Records shown

# # # #

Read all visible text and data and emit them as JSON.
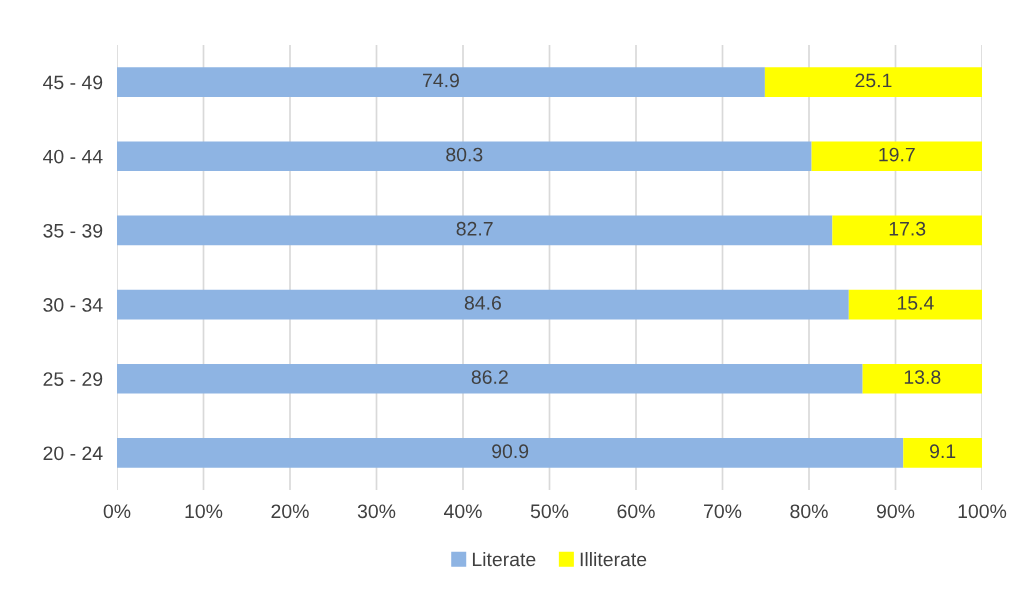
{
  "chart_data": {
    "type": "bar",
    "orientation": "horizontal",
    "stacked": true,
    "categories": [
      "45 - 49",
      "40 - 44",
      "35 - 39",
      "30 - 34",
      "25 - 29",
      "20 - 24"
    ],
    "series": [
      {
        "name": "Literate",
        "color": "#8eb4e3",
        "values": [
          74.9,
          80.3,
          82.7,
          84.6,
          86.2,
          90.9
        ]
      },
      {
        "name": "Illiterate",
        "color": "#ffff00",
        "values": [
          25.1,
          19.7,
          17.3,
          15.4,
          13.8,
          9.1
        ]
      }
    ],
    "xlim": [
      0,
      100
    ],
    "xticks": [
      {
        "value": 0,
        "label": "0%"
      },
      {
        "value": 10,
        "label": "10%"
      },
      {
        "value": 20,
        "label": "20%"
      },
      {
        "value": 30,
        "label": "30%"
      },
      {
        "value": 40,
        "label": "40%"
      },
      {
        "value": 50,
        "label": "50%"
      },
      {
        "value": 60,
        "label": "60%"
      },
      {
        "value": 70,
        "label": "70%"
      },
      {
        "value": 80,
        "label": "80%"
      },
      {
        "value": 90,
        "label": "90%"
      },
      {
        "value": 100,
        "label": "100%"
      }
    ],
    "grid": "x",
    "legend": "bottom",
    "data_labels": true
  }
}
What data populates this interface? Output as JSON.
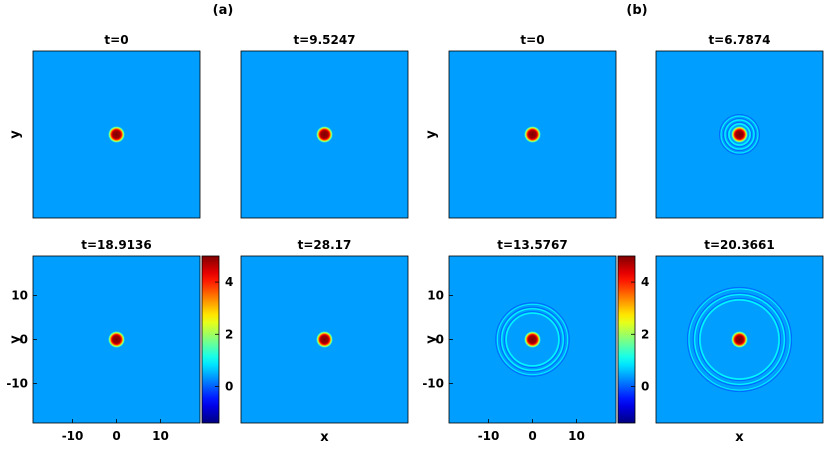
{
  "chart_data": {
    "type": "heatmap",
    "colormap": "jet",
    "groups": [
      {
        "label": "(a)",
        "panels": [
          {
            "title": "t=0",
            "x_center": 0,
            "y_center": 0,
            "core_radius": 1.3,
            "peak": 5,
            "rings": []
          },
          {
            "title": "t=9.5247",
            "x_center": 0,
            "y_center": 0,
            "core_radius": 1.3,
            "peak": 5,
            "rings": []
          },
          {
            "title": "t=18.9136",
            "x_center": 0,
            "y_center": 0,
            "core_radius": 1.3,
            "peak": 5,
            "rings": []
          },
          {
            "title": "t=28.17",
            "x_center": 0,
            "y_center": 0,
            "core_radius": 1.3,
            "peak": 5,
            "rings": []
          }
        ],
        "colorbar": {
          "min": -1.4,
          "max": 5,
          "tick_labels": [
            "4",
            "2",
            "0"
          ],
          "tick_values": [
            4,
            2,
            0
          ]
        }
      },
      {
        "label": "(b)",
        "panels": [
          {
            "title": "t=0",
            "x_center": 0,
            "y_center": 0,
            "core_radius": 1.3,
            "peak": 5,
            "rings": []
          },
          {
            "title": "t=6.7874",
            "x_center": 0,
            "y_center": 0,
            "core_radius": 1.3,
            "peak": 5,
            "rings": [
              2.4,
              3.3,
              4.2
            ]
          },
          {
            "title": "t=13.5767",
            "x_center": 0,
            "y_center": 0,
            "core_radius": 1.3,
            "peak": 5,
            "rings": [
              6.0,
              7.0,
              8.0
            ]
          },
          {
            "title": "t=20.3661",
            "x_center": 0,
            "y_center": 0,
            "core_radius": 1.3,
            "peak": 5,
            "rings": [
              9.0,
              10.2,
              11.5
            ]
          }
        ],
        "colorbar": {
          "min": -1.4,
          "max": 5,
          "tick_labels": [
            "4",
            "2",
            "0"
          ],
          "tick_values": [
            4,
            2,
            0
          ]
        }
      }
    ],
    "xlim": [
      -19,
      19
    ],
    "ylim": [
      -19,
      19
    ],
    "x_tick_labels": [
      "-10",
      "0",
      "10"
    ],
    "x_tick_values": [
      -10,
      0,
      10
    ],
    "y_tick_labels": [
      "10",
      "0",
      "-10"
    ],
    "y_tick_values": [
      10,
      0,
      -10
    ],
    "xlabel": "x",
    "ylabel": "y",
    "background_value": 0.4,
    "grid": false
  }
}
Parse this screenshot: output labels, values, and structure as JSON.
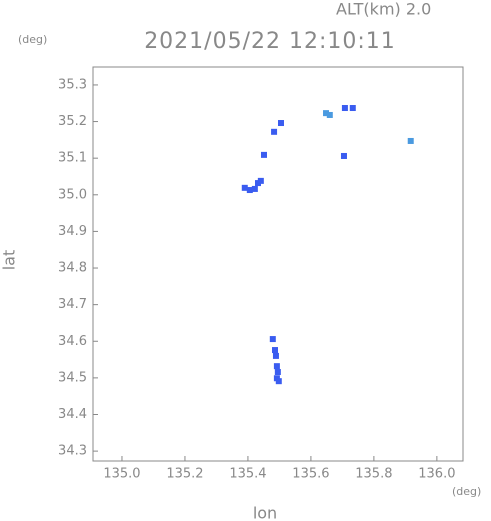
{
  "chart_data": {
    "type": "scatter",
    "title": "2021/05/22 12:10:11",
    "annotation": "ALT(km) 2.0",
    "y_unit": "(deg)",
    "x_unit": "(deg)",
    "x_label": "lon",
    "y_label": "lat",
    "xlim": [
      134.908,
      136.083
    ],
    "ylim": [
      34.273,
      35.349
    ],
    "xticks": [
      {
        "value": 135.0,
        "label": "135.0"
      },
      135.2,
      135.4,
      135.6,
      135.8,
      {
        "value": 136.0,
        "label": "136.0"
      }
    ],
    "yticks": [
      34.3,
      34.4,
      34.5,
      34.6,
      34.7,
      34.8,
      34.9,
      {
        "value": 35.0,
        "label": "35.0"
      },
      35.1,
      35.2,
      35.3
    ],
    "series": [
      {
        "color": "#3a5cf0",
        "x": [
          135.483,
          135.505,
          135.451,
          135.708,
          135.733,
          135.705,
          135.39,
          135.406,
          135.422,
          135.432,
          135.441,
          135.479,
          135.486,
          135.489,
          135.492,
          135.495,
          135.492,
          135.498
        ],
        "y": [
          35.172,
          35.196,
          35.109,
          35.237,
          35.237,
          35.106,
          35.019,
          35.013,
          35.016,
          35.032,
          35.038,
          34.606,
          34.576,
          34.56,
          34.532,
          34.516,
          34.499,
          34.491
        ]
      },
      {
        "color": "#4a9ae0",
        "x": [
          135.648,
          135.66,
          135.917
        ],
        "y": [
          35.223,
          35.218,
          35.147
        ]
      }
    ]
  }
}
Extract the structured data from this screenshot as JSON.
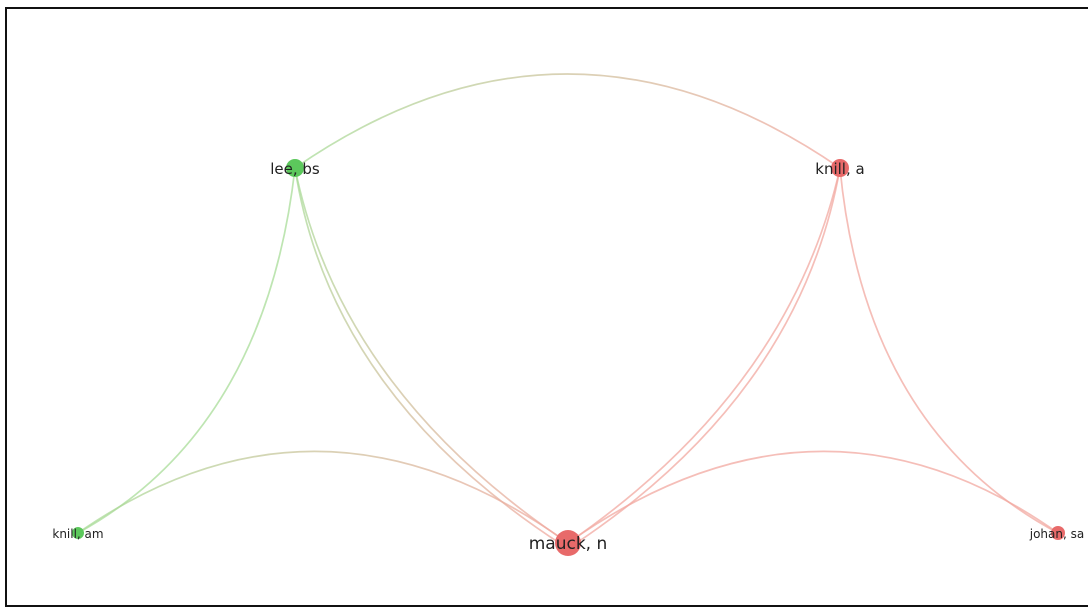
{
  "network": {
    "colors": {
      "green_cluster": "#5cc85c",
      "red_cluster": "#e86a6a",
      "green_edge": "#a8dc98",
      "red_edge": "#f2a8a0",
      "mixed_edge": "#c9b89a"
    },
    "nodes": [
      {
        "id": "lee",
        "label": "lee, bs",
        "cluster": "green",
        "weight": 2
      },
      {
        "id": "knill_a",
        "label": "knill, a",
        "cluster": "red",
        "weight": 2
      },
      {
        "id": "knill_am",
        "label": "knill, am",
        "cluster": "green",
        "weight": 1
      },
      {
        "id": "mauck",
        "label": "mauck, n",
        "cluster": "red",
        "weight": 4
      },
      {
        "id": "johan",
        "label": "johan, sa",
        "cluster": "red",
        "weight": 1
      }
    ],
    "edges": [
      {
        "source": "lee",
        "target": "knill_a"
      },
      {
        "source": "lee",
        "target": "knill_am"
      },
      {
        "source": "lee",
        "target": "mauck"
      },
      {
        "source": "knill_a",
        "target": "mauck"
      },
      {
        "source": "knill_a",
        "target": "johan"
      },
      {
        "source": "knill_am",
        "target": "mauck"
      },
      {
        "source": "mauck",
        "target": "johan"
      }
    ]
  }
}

# # # #

What you should do
A faithful copy of the records above is needed, with the pictures left out.

Result
Read all visible text and data and emit them as JSON.
{
  "chart_data": {
    "type": "bar",
    "orientation": "horizontal",
    "stacked": true,
    "categories": [
      "45 - 49",
      "40 - 44",
      "35 - 39",
      "30 - 34",
      "25 - 29",
      "20 - 24"
    ],
    "series": [
      {
        "name": "Literate",
        "color": "#8eb4e3",
        "values": [
          74.9,
          80.3,
          82.7,
          84.6,
          86.2,
          90.9
        ]
      },
      {
        "name": "Illiterate",
        "color": "#ffff00",
        "values": [
          25.1,
          19.7,
          17.3,
          15.4,
          13.8,
          9.1
        ]
      }
    ],
    "xlim": [
      0,
      100
    ],
    "xticks": [
      {
        "value": 0,
        "label": "0%"
      },
      {
        "value": 10,
        "label": "10%"
      },
      {
        "value": 20,
        "label": "20%"
      },
      {
        "value": 30,
        "label": "30%"
      },
      {
        "value": 40,
        "label": "40%"
      },
      {
        "value": 50,
        "label": "50%"
      },
      {
        "value": 60,
        "label": "60%"
      },
      {
        "value": 70,
        "label": "70%"
      },
      {
        "value": 80,
        "label": "80%"
      },
      {
        "value": 90,
        "label": "90%"
      },
      {
        "value": 100,
        "label": "100%"
      }
    ],
    "grid": "x",
    "legend": "bottom",
    "data_labels": true
  }
}
What data populates this interface? Output as JSON.
{
  "chart_data": {
    "type": "heatmap",
    "colormap": "jet",
    "groups": [
      {
        "label": "(a)",
        "panels": [
          {
            "title": "t=0",
            "x_center": 0,
            "y_center": 0,
            "core_radius": 1.3,
            "peak": 5,
            "rings": []
          },
          {
            "title": "t=9.5247",
            "x_center": 0,
            "y_center": 0,
            "core_radius": 1.3,
            "peak": 5,
            "rings": []
          },
          {
            "title": "t=18.9136",
            "x_center": 0,
            "y_center": 0,
            "core_radius": 1.3,
            "peak": 5,
            "rings": []
          },
          {
            "title": "t=28.17",
            "x_center": 0,
            "y_center": 0,
            "core_radius": 1.3,
            "peak": 5,
            "rings": []
          }
        ],
        "colorbar": {
          "min": -1.4,
          "max": 5,
          "tick_labels": [
            "4",
            "2",
            "0"
          ],
          "tick_values": [
            4,
            2,
            0
          ]
        }
      },
      {
        "label": "(b)",
        "panels": [
          {
            "title": "t=0",
            "x_center": 0,
            "y_center": 0,
            "core_radius": 1.3,
            "peak": 5,
            "rings": []
          },
          {
            "title": "t=6.7874",
            "x_center": 0,
            "y_center": 0,
            "core_radius": 1.3,
            "peak": 5,
            "rings": [
              2.4,
              3.3,
              4.2
            ]
          },
          {
            "title": "t=13.5767",
            "x_center": 0,
            "y_center": 0,
            "core_radius": 1.3,
            "peak": 5,
            "rings": [
              6.0,
              7.0,
              8.0
            ]
          },
          {
            "title": "t=20.3661",
            "x_center": 0,
            "y_center": 0,
            "core_radius": 1.3,
            "peak": 5,
            "rings": [
              9.0,
              10.2,
              11.5
            ]
          }
        ],
        "colorbar": {
          "min": -1.4,
          "max": 5,
          "tick_labels": [
            "4",
            "2",
            "0"
          ],
          "tick_values": [
            4,
            2,
            0
          ]
        }
      }
    ],
    "xlim": [
      -19,
      19
    ],
    "ylim": [
      -19,
      19
    ],
    "x_tick_labels": [
      "-10",
      "0",
      "10"
    ],
    "x_tick_values": [
      -10,
      0,
      10
    ],
    "y_tick_labels": [
      "10",
      "0",
      "-10"
    ],
    "y_tick_values": [
      10,
      0,
      -10
    ],
    "xlabel": "x",
    "ylabel": "y",
    "background_value": 0.4,
    "grid": false
  }
}
Parse this screenshot: output labels, values, and structure as JSON.
{
  "chart_data": {
    "type": "scatter",
    "title": "2021/05/22 12:10:11",
    "annotation": "ALT(km) 2.0",
    "y_unit": "(deg)",
    "x_unit": "(deg)",
    "x_label": "lon",
    "y_label": "lat",
    "xlim": [
      134.908,
      136.083
    ],
    "ylim": [
      34.273,
      35.349
    ],
    "xticks": [
      {
        "value": 135.0,
        "label": "135.0"
      },
      135.2,
      135.4,
      135.6,
      135.8,
      {
        "value": 136.0,
        "label": "136.0"
      }
    ],
    "yticks": [
      34.3,
      34.4,
      34.5,
      34.6,
      34.7,
      34.8,
      34.9,
      {
        "value": 35.0,
        "label": "35.0"
      },
      35.1,
      35.2,
      35.3
    ],
    "series": [
      {
        "color": "#3a5cf0",
        "x": [
          135.483,
          135.505,
          135.451,
          135.708,
          135.733,
          135.705,
          135.39,
          135.406,
          135.422,
          135.432,
          135.441,
          135.479,
          135.486,
          135.489,
          135.492,
          135.495,
          135.492,
          135.498
        ],
        "y": [
          35.172,
          35.196,
          35.109,
          35.237,
          35.237,
          35.106,
          35.019,
          35.013,
          35.016,
          35.032,
          35.038,
          34.606,
          34.576,
          34.56,
          34.532,
          34.516,
          34.499,
          34.491
        ]
      },
      {
        "color": "#4a9ae0",
        "x": [
          135.648,
          135.66,
          135.917
        ],
        "y": [
          35.223,
          35.218,
          35.147
        ]
      }
    ]
  }
}
Extract the structured data from this screenshot as JSON.
{
  "network": {
    "colors": {
      "green_cluster": "#5cc85c",
      "red_cluster": "#e86a6a",
      "green_edge": "#a8dc98",
      "red_edge": "#f2a8a0",
      "mixed_edge": "#c9b89a"
    },
    "nodes": [
      {
        "id": "lee",
        "label": "lee, bs",
        "cluster": "green",
        "weight": 2
      },
      {
        "id": "knill_a",
        "label": "knill, a",
        "cluster": "red",
        "weight": 2
      },
      {
        "id": "knill_am",
        "label": "knill, am",
        "cluster": "green",
        "weight": 1
      },
      {
        "id": "mauck",
        "label": "mauck, n",
        "cluster": "red",
        "weight": 4
      },
      {
        "id": "johan",
        "label": "johan, sa",
        "cluster": "red",
        "weight": 1
      }
    ],
    "edges": [
      {
        "source": "lee",
        "target": "knill_a"
      },
      {
        "source": "lee",
        "target": "knill_am"
      },
      {
        "source": "lee",
        "target": "mauck"
      },
      {
        "source": "knill_a",
        "target": "mauck"
      },
      {
        "source": "knill_a",
        "target": "johan"
      },
      {
        "source": "knill_am",
        "target": "mauck"
      },
      {
        "source": "mauck",
        "target": "johan"
      }
    ]
  }
}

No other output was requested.